◆ Required task: Looking through the listing, how many of its lines hold the word "avec"? Answer with only the number.

◆ Listed entries:
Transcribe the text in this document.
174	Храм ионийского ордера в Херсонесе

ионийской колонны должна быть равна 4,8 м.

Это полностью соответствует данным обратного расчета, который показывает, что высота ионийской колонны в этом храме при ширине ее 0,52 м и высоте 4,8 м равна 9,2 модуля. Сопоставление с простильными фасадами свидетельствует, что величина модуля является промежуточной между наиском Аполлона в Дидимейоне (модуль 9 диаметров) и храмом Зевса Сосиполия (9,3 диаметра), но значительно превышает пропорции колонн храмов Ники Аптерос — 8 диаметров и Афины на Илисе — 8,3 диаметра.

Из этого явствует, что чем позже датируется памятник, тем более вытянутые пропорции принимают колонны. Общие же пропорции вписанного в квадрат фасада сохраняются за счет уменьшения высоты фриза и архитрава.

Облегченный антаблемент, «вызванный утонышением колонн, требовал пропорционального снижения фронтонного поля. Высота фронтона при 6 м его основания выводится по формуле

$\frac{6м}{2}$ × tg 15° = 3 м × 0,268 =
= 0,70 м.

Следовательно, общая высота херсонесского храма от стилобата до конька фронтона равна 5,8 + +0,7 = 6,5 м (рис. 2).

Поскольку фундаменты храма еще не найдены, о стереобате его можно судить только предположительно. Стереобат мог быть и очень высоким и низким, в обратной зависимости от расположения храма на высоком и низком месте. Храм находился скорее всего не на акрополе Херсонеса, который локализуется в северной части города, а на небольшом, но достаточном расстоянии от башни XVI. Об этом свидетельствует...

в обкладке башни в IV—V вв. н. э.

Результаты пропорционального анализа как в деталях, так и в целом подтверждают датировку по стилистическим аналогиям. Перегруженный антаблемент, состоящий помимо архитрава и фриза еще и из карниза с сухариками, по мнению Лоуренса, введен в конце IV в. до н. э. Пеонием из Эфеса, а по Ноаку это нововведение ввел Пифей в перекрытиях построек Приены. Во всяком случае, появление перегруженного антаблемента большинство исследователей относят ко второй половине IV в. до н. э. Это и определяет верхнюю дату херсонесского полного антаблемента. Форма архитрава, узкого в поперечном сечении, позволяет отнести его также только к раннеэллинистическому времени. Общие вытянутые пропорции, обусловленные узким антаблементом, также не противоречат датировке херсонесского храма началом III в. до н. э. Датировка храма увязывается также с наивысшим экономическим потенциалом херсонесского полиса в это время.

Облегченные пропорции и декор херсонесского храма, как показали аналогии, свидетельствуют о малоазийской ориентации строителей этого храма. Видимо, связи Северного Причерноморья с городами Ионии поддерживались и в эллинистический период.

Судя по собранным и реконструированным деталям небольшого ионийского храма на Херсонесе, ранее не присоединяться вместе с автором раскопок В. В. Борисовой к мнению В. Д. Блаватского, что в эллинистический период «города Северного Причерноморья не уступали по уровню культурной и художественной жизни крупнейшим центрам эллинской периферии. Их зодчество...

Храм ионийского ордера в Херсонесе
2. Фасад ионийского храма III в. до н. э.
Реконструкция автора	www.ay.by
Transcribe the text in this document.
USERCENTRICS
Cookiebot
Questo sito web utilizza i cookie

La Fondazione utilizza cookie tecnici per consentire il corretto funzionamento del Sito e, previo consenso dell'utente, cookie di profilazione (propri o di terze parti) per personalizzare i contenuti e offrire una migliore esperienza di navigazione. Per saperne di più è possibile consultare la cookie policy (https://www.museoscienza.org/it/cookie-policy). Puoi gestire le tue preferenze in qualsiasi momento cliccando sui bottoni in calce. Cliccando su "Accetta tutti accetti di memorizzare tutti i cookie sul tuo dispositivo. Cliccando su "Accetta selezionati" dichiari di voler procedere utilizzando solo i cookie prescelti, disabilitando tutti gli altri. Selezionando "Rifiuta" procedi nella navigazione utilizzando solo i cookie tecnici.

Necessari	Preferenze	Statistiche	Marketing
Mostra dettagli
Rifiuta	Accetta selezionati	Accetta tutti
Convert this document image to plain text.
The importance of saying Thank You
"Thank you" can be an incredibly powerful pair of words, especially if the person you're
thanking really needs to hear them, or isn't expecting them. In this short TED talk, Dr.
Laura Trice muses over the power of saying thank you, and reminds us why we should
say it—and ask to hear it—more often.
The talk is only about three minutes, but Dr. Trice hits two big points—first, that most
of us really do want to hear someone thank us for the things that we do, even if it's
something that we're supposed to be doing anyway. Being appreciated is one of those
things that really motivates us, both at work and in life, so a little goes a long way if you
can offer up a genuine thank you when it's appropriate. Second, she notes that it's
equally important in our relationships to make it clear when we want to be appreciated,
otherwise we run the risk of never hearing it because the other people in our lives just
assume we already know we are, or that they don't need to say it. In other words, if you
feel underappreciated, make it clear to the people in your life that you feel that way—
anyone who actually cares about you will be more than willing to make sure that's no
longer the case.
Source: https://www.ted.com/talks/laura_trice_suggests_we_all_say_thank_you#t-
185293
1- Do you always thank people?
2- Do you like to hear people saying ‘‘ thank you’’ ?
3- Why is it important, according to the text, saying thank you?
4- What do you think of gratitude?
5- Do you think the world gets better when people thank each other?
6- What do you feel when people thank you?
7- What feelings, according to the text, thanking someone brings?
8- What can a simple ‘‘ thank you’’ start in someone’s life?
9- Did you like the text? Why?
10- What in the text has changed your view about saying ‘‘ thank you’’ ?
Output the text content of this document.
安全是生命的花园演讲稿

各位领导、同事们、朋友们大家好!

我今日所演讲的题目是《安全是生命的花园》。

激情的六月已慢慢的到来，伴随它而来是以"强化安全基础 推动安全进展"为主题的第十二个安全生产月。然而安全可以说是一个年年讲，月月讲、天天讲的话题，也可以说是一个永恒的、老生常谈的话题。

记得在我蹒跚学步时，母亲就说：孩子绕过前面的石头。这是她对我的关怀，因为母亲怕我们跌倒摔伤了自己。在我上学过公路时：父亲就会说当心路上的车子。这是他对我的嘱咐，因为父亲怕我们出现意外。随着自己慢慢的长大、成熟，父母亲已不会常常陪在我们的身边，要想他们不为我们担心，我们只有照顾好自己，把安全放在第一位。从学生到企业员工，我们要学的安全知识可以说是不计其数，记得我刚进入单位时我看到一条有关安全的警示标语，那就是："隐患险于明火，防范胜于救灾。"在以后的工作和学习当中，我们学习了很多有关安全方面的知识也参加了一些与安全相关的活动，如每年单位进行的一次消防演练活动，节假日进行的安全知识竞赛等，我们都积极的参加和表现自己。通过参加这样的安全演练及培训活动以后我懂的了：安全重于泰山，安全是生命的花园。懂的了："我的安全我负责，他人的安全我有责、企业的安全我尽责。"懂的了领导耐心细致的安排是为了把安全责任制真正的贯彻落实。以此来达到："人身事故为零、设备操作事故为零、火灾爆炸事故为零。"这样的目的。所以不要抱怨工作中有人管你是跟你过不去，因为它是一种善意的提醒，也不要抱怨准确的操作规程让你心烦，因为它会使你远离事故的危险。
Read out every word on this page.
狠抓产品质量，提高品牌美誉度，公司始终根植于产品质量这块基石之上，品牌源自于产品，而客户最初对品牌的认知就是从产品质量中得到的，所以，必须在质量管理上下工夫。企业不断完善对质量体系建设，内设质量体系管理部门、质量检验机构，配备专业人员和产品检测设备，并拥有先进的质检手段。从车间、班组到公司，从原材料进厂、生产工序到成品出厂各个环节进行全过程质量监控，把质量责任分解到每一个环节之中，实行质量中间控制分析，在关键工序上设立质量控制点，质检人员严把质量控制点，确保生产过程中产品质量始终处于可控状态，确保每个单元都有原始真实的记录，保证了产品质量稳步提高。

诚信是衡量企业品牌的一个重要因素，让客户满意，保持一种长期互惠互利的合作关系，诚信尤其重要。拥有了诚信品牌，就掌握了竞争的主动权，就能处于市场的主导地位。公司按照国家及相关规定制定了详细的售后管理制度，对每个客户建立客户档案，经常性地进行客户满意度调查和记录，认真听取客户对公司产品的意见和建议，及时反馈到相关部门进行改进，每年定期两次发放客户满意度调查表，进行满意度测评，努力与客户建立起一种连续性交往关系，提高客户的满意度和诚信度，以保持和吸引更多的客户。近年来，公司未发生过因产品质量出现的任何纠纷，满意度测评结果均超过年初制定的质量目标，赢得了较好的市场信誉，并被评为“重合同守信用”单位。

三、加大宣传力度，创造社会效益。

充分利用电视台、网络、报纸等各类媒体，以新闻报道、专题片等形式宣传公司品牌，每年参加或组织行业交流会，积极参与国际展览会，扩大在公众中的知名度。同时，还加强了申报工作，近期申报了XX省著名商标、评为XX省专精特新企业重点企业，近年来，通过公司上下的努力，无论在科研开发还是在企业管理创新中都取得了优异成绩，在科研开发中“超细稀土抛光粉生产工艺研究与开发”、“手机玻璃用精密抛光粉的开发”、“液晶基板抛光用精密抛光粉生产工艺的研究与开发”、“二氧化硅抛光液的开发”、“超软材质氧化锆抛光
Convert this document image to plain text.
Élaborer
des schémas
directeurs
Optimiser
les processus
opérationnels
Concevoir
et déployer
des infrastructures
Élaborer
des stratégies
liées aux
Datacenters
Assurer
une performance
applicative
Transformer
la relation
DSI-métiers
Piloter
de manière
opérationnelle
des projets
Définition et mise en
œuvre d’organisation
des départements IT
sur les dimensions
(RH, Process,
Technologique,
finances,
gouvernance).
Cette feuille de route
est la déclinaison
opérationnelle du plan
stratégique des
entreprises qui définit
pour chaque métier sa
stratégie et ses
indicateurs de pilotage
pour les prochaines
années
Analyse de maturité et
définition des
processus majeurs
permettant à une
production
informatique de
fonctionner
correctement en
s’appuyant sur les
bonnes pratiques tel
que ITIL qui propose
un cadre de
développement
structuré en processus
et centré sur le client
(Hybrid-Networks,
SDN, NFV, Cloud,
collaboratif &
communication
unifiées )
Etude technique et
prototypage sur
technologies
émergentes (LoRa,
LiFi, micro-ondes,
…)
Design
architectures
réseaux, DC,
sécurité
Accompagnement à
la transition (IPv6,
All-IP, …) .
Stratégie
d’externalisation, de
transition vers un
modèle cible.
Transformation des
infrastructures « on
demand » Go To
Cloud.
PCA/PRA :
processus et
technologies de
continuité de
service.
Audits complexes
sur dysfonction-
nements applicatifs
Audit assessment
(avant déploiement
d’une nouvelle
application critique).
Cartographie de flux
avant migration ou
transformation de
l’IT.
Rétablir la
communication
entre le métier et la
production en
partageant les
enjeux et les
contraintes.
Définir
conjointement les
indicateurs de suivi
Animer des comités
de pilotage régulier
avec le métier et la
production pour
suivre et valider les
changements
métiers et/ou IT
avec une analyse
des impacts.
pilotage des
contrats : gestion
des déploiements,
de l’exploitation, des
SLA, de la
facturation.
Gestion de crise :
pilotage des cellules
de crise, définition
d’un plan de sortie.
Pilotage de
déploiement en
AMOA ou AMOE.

◆ Response below: 2